Each line that includes "Actual" counts once; give the total and nothing besides.

===== Entries supplied

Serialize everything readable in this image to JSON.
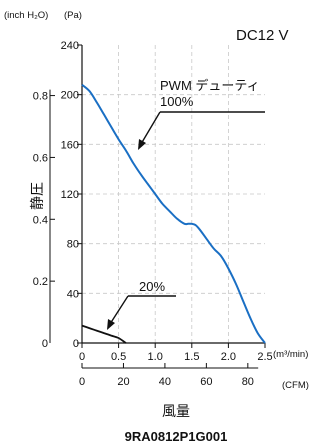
{
  "chart_data": {
    "type": "line",
    "title": "DC12 V",
    "footer_label": "9RA0812P1G001",
    "xlabel": "風量",
    "ylabel": "静圧",
    "x_units": {
      "primary": "(m³/min)",
      "secondary": "(CFM)"
    },
    "y_units": {
      "primary": "(Pa)",
      "secondary": "(inch H₂O)"
    },
    "xlim": [
      0,
      2.5
    ],
    "ylim": [
      0,
      240
    ],
    "x_ticks": [
      0,
      0.5,
      1.0,
      1.5,
      2.0,
      2.5
    ],
    "x_tick_labels": [
      "0",
      "0.5",
      "1.0",
      "1.5",
      "2.0",
      "2.5"
    ],
    "x2_ticks_cfm": [
      0,
      20,
      40,
      60,
      80
    ],
    "x2_tick_labels": [
      "0",
      "20",
      "40",
      "60",
      "80"
    ],
    "y_ticks": [
      0,
      40,
      80,
      120,
      160,
      200,
      240
    ],
    "y_tick_labels": [
      "0",
      "40",
      "80",
      "120",
      "160",
      "200",
      "240"
    ],
    "y2_ticks_inch": [
      0.2,
      0.4,
      0.6,
      0.8
    ],
    "y2_tick_labels": [
      "0.2",
      "0.4",
      "0.6",
      "0.8"
    ],
    "y2_bottom_label": "0",
    "annotation_prefix": "PWM デューティ",
    "series": [
      {
        "name": "100%",
        "color": "#1a6fc4",
        "x": [
          0,
          0.1,
          0.2,
          0.3,
          0.4,
          0.5,
          0.6,
          0.7,
          0.8,
          0.9,
          1.0,
          1.1,
          1.2,
          1.3,
          1.4,
          1.45,
          1.5,
          1.55,
          1.6,
          1.7,
          1.8,
          1.9,
          2.0,
          2.1,
          2.2,
          2.3,
          2.4,
          2.5
        ],
        "y": [
          208,
          203,
          194,
          184,
          174,
          164,
          155,
          145,
          136,
          128,
          120,
          112,
          106,
          100,
          96,
          96,
          96,
          95,
          92,
          84,
          76,
          70,
          60,
          48,
          34,
          20,
          8,
          0
        ]
      },
      {
        "name": "20%",
        "color": "#111111",
        "x": [
          0,
          0.1,
          0.2,
          0.3,
          0.4,
          0.5,
          0.6
        ],
        "y": [
          14,
          12,
          10,
          8,
          6,
          4,
          0
        ]
      }
    ],
    "grid": true,
    "legend": "annotations-on-curves"
  }
}
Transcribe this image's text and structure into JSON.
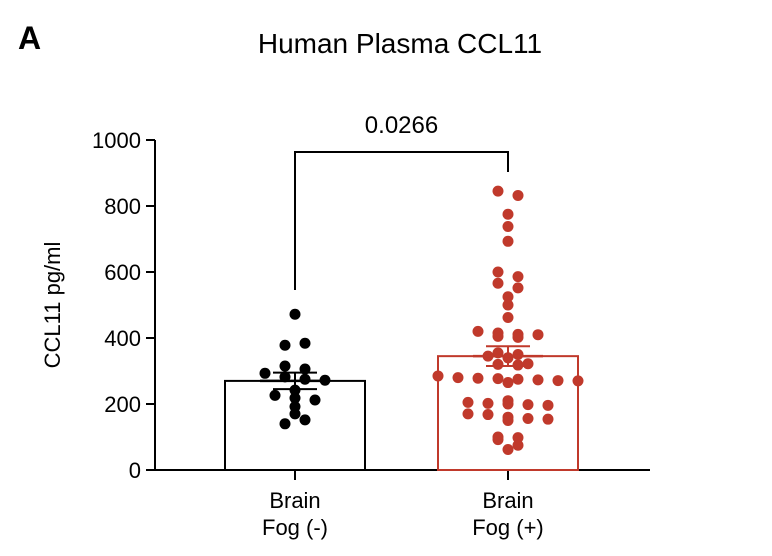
{
  "panel_label": "A",
  "chart_data": {
    "type": "bar",
    "title": "Human Plasma CCL11",
    "xlabel": "",
    "ylabel": "CCL11 pg/ml",
    "ylim": [
      0,
      1000
    ],
    "yticks": [
      "0",
      "200",
      "400",
      "600",
      "800",
      "1000"
    ],
    "categories": [
      {
        "line1": "Brain",
        "line2": "Fog (-)"
      },
      {
        "line1": "Brain",
        "line2": "Fog (+)"
      }
    ],
    "colors": [
      "#000000",
      "#c0392b"
    ],
    "means": [
      270,
      345
    ],
    "sem": [
      25,
      30
    ],
    "points": [
      [
        472,
        378,
        384,
        315,
        306,
        293,
        282,
        275,
        272,
        242,
        226,
        218,
        170,
        140,
        152,
        212,
        192
      ],
      [
        845,
        832,
        775,
        738,
        693,
        600,
        586,
        566,
        552,
        525,
        500,
        462,
        420,
        415,
        411,
        410,
        405,
        402,
        355,
        350,
        345,
        340,
        322,
        320,
        318,
        285,
        280,
        278,
        277,
        275,
        273,
        271,
        270,
        265,
        210,
        205,
        202,
        200,
        198,
        196,
        170,
        168,
        160,
        156,
        154,
        150,
        100,
        98,
        92,
        75,
        62
      ]
    ],
    "significance": "0.0266"
  }
}
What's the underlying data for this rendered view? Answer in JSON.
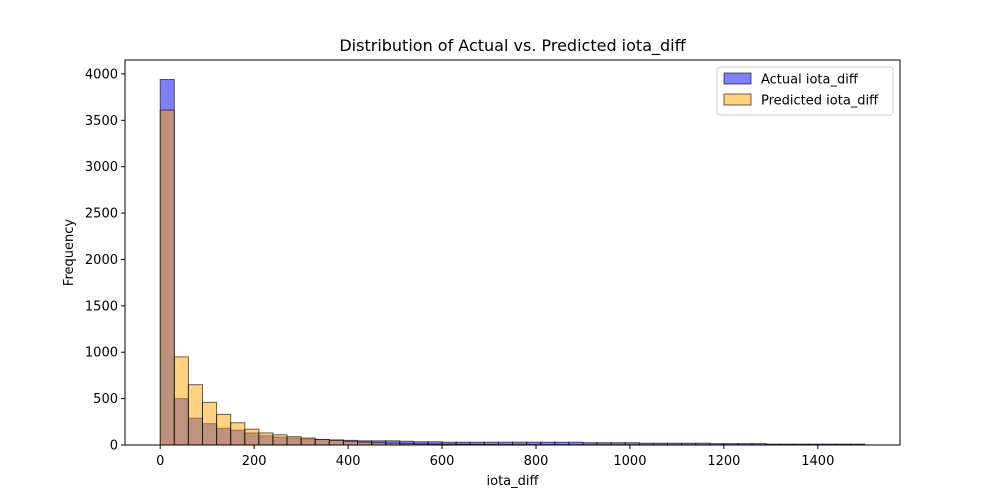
{
  "chart_data": {
    "type": "histogram",
    "title": "Distribution of Actual vs. Predicted iota_diff",
    "xlabel": "iota_diff",
    "ylabel": "Frequency",
    "xlim": [
      -75,
      1575
    ],
    "ylim": [
      0,
      4150
    ],
    "xticks": [
      0,
      200,
      400,
      600,
      800,
      1000,
      1200,
      1400
    ],
    "yticks": [
      0,
      500,
      1000,
      1500,
      2000,
      2500,
      3000,
      3500,
      4000
    ],
    "bin_width": 30,
    "bins_start": 0,
    "legend_position": "top-right",
    "series": [
      {
        "name": "Actual iota_diff",
        "color": "#0000ff",
        "alpha": 0.5,
        "counts": [
          3940,
          500,
          290,
          230,
          180,
          160,
          130,
          100,
          85,
          75,
          65,
          60,
          55,
          50,
          45,
          45,
          45,
          40,
          35,
          35,
          30,
          30,
          30,
          30,
          30,
          30,
          30,
          30,
          30,
          30,
          25,
          25,
          25,
          25,
          20,
          20,
          20,
          20,
          20,
          15,
          15,
          15,
          15,
          10,
          10,
          10,
          10,
          10,
          10,
          10
        ]
      },
      {
        "name": "Predicted iota_diff",
        "color": "#ffa500",
        "alpha": 0.5,
        "counts": [
          3610,
          950,
          650,
          460,
          330,
          240,
          170,
          130,
          110,
          90,
          75,
          60,
          50,
          40,
          30,
          25,
          20,
          15,
          12,
          10,
          8,
          7,
          6,
          5,
          5,
          4,
          4,
          3,
          3,
          3,
          2,
          2,
          2,
          2,
          2,
          1,
          1,
          1,
          1,
          1,
          1,
          1,
          1,
          1,
          1,
          1,
          1,
          1,
          1,
          1
        ]
      }
    ]
  }
}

==========

# Reply to the task
2